### Source text
··········
We need a mayor that is from the 21st century! 

Marlene Pearson



This is a golden opportunity to create a better hospital, one where doctors, nurses and support staff love to work because they are respected and empowered to give their very best. That is the goal of democracy, but PeaceHealth uses the autocratic model, not the democratic model. 

Ever since PeaceHealth was sold and modern practices that are far from democratic took control of our hospital, things have gotten worse for those who work in the hospital for profit. PeaceHealth showed its wrong values from the beginning of RiverBend, built more like a high-scale hotel for the very rich than a modest hospital where good relationships and good health care are the priority. 

We need a locally owned hospital that is about community and our well-being, not profit and exploiting people. 

Carol Seaton



Regarding “Insurrection Election,” Sept. 14: For 187 minutes on Jan. 6, 2021, the then-president, Donald Trump, did nothing while four humans died at the site (more died later), our Capitol building was defiled and our elected officials and Capitol Police were seriously traumatized. His culpability, and that of his co-conspirators, who are getting real prison time, is being adjudicated now, and it is appearing that No. 45 was — and is — a major part of the problem, not the solution, to this whole debacle.

We elect people to go to Salem or Washington, D.C., for one purpose: to make or amend laws. Laws that we all must heed. We have a ratified Constitution that lays out how our republic is to be run. If the 14th Amendment applies to Trump’s actions, or inactions, like the law experts say, then use it! 

Any American military commander who is AWOL in the heat of battle is not subsequently promoted. Instead, he faces court martial and even death. Trump was the commander in chief on Jan 6. He should face no less. If Trump or any of his cohorts are allowed to be on a ballot like nothing happened, then our society really is in trouble.

Annie Kayner



Native Eugenean here. I support mostly liberal leaning politics. I love Eugene. However, I am frustrated with the city of Eugene. Why would they prohibit e-bikes, scooters, etc on the North Bank Bike Path? Who decided this? Did we vote on this?

This is ridiculous. Make a speed limit for everyone, and leave it at that.

Literally, I can apparently build a shelter on the banks of the river, steal cars and bikes and poop on sidewalks, but I cannot ride my e-bike on the bike path. This is a huge mistake by the city of Eugene. My family and I love our bikes. E-bike sales are growing faster than any other bike sales. E-bikes are good for the environment, good to get out-of-shape people out and about.

E-bikes, illegal on North Bank Bike Path. Why?
··········
### Supplied data
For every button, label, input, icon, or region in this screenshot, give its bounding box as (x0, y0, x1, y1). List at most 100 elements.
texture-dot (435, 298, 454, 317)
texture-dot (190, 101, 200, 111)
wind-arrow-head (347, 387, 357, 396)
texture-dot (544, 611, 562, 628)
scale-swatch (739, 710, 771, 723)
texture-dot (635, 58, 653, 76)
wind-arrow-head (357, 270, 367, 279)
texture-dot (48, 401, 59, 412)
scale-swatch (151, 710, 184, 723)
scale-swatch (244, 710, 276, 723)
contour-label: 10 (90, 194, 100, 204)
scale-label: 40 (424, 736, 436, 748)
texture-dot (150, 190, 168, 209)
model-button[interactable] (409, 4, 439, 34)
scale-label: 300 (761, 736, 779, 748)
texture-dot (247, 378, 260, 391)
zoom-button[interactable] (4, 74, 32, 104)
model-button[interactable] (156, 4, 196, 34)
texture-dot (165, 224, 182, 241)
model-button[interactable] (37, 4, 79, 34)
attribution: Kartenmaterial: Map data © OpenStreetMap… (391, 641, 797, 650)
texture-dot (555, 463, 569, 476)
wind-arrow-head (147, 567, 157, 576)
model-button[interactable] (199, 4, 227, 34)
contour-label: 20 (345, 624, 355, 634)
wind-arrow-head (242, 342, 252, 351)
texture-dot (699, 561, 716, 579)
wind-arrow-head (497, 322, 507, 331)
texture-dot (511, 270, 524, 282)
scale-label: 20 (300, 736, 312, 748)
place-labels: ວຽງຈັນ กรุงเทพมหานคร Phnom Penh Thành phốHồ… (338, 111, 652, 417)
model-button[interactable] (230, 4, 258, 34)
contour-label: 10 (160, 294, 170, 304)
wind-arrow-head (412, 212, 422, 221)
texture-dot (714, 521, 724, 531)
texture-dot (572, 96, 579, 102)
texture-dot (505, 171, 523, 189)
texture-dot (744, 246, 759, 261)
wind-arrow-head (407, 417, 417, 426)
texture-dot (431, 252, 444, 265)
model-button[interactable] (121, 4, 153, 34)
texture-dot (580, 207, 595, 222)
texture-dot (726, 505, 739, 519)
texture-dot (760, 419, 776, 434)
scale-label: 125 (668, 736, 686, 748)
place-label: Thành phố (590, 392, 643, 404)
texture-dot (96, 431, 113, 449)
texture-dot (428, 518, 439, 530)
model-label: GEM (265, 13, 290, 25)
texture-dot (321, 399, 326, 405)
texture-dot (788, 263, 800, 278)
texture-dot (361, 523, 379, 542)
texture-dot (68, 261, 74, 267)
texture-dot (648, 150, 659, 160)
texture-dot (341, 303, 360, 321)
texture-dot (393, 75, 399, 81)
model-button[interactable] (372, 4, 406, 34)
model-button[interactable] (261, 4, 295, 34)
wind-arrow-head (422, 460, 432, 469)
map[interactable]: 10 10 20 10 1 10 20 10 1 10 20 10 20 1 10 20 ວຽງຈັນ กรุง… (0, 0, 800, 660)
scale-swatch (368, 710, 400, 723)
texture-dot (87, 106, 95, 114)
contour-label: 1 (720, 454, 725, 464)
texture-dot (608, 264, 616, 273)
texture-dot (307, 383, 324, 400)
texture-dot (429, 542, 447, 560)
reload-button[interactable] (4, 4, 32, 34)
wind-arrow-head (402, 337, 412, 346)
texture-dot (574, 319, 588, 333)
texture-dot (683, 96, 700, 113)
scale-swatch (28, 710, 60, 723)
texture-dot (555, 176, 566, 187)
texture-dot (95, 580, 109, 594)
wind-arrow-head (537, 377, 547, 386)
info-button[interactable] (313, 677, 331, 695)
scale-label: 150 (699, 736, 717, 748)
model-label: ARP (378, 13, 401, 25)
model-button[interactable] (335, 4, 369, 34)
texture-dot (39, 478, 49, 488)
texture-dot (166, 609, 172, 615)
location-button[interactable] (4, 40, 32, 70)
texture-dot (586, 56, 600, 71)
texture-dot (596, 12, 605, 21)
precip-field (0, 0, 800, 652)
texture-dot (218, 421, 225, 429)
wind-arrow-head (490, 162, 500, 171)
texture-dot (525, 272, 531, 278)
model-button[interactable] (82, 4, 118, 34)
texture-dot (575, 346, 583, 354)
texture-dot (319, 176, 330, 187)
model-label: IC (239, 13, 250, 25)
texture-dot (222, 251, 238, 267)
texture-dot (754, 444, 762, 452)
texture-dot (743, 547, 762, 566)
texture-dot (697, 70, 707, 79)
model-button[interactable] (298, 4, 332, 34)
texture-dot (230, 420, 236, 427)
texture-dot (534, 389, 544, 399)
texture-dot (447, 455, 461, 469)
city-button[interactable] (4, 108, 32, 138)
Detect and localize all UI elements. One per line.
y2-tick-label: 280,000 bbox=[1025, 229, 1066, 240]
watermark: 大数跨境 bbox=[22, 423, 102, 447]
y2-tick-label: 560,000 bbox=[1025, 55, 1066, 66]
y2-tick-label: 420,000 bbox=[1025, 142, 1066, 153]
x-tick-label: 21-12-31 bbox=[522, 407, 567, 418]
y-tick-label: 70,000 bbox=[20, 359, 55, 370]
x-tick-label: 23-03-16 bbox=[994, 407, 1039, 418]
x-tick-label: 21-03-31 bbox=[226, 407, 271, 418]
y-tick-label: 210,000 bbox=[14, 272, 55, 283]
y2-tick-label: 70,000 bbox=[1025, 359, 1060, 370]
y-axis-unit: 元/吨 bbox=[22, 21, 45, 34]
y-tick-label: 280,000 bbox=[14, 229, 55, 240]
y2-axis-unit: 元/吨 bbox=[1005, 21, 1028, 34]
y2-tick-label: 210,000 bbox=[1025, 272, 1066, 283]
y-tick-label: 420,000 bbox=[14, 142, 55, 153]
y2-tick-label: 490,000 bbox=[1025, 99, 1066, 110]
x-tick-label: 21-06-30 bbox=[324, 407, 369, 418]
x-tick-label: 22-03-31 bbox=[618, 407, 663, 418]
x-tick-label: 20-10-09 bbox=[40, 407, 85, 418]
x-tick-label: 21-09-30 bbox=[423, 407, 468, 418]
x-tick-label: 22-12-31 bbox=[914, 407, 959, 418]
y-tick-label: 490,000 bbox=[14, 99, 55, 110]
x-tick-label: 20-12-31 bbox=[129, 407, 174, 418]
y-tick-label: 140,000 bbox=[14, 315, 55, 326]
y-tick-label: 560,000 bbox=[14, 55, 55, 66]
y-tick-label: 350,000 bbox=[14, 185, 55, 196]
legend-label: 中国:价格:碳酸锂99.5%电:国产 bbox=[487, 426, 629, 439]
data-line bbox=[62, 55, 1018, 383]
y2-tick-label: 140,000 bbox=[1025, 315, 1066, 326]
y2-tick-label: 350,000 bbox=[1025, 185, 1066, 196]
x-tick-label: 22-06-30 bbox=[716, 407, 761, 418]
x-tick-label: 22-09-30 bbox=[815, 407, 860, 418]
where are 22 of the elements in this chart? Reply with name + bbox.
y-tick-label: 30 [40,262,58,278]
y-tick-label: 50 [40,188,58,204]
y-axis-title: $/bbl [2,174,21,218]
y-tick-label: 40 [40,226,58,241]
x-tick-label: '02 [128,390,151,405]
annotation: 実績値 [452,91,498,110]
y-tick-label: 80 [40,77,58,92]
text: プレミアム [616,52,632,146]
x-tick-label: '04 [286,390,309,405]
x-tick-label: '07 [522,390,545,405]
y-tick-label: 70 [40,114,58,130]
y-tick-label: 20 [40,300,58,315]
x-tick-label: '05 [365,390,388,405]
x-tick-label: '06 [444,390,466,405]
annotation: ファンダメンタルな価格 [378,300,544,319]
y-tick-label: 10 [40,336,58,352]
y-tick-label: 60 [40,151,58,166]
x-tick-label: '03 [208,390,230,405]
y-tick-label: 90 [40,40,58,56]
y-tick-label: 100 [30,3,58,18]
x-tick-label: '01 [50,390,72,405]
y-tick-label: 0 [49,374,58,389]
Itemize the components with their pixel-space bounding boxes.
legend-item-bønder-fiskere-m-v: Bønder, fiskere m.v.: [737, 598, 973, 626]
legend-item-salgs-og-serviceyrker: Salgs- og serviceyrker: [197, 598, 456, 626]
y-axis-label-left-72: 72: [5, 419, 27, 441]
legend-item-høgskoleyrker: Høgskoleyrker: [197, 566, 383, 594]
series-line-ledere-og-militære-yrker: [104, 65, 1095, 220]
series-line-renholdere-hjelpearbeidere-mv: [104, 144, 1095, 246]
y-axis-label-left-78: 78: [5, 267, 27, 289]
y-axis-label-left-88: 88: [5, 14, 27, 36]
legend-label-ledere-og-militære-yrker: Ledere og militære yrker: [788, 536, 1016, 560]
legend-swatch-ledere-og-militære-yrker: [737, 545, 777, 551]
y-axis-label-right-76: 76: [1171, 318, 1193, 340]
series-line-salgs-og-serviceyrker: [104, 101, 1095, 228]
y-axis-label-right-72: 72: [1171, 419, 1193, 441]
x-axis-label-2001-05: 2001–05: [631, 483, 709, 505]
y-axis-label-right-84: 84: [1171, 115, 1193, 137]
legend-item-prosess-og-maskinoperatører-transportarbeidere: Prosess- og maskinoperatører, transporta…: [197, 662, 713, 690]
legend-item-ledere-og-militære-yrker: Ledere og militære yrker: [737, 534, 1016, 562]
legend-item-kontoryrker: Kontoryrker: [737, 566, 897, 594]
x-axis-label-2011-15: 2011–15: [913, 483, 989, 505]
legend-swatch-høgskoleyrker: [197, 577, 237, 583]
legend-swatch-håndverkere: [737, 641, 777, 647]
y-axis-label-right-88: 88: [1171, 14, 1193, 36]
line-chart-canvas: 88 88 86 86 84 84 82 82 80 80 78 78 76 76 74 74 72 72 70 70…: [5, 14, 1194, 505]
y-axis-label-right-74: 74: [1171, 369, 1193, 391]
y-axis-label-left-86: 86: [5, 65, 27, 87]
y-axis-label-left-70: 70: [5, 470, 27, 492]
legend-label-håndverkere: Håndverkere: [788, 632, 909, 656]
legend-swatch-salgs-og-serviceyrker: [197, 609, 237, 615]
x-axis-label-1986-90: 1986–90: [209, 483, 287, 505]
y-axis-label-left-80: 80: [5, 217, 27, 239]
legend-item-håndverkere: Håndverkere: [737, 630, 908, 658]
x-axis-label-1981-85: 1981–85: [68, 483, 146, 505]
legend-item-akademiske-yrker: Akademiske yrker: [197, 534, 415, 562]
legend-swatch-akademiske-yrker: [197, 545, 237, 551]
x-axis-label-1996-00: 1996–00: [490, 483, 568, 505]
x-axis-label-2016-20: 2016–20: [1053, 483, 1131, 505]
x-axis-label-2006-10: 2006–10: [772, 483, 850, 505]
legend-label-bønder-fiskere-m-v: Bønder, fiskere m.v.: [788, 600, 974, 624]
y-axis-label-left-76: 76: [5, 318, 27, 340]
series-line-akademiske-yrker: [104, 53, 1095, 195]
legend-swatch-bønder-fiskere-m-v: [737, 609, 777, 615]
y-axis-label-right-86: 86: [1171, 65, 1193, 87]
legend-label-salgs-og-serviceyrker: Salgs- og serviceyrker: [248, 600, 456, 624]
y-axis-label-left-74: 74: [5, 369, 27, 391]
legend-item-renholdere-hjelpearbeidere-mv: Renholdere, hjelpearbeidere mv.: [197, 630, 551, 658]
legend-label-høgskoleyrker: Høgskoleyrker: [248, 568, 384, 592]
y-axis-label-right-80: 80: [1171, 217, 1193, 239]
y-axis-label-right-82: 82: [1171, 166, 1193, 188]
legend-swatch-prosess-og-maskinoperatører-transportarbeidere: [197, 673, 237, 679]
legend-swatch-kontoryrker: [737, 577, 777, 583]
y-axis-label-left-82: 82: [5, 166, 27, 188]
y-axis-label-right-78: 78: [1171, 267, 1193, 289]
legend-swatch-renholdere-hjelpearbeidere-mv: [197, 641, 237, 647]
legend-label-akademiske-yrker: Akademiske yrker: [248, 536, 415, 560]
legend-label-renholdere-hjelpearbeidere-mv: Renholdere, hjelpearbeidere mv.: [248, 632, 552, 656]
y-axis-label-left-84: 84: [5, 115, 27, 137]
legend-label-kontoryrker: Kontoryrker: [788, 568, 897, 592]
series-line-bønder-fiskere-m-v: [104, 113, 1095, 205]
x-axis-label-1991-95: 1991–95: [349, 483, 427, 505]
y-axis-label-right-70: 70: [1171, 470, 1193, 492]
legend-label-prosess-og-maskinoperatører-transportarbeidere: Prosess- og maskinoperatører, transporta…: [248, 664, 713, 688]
··········
In the letters, on which path has the city of Eugene prohibited e-bikes and scooters? The material stands on its own and is unrelated to the letters.

The North Bank Bike Path.